[Given task]
Your task is to repeat the lines below exactly, excluding any pictures they contain.

[Data excerpts]

┌──

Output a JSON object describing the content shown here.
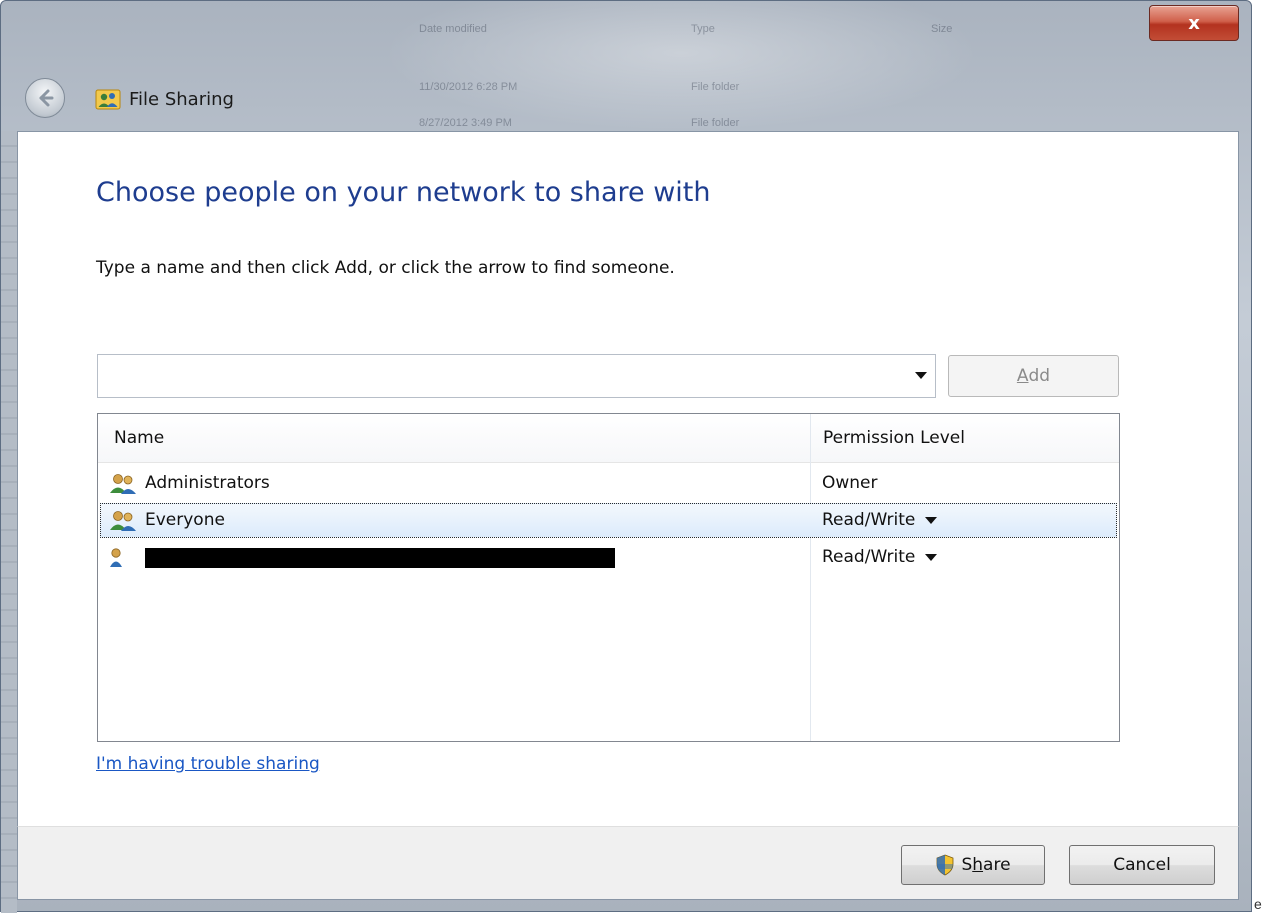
{
  "background_hint": {
    "header_fragments": [
      "Date modified",
      "Type",
      "Size"
    ],
    "row_fragments": [
      {
        "date": "11/30/2012 6:28 PM",
        "type": "File folder"
      },
      {
        "date": "8/27/2012 3:49 PM",
        "type": "File folder"
      }
    ]
  },
  "window": {
    "title": "File Sharing",
    "close_label": "x"
  },
  "dialog": {
    "heading": "Choose people on your network to share with",
    "instructions": "Type a name and then click Add, or click the arrow to find someone.",
    "name_input_value": "",
    "add_button": {
      "mnemonic": "A",
      "rest": "dd"
    },
    "table": {
      "columns": [
        "Name",
        "Permission Level"
      ],
      "rows": [
        {
          "name": "Administrators",
          "permission": "Owner",
          "icon": "group-users-icon",
          "has_dropdown": false,
          "selected": false,
          "redacted": false
        },
        {
          "name": "Everyone",
          "permission": "Read/Write",
          "icon": "group-users-icon",
          "has_dropdown": true,
          "selected": true,
          "redacted": false
        },
        {
          "name": "",
          "permission": "Read/Write",
          "icon": "single-user-icon",
          "has_dropdown": true,
          "selected": false,
          "redacted": true
        }
      ]
    },
    "trouble_link": "I'm having trouble sharing",
    "share_button": {
      "pre": "S",
      "mnemonic": "h",
      "post": "are"
    },
    "cancel_button": "Cancel"
  },
  "edge_fragment": "e",
  "colors": {
    "heading": "#1e3d8f",
    "link": "#1a57c4",
    "close_button": "#c24d36",
    "selection": "#dcebfb"
  }
}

└──

[Exercise answer]
Output a JSON object describing the content shown here.
{
  "background_hint": {
    "header_fragments": [
      "Date modified",
      "Type",
      "Size"
    ],
    "row_fragments": [
      {
        "date": "11/30/2012 6:28 PM",
        "type": "File folder"
      },
      {
        "date": "8/27/2012 3:49 PM",
        "type": "File folder"
      }
    ]
  },
  "window": {
    "title": "File Sharing",
    "close_label": "x"
  },
  "dialog": {
    "heading": "Choose people on your network to share with",
    "instructions": "Type a name and then click Add, or click the arrow to find someone.",
    "name_input_value": "",
    "add_button": {
      "mnemonic": "A",
      "rest": "dd"
    },
    "table": {
      "columns": [
        "Name",
        "Permission Level"
      ],
      "rows": [
        {
          "name": "Administrators",
          "permission": "Owner",
          "icon": "group-users-icon",
          "has_dropdown": false,
          "selected": false,
          "redacted": false
        },
        {
          "name": "Everyone",
          "permission": "Read/Write",
          "icon": "group-users-icon",
          "has_dropdown": true,
          "selected": true,
          "redacted": false
        },
        {
          "name": "",
          "permission": "Read/Write",
          "icon": "single-user-icon",
          "has_dropdown": true,
          "selected": false,
          "redacted": true
        }
      ]
    },
    "trouble_link": "I'm having trouble sharing",
    "share_button": {
      "pre": "S",
      "mnemonic": "h",
      "post": "are"
    },
    "cancel_button": "Cancel"
  },
  "edge_fragment": "e",
  "colors": {
    "heading": "#1e3d8f",
    "link": "#1a57c4",
    "close_button": "#c24d36",
    "selection": "#dcebfb"
  }
}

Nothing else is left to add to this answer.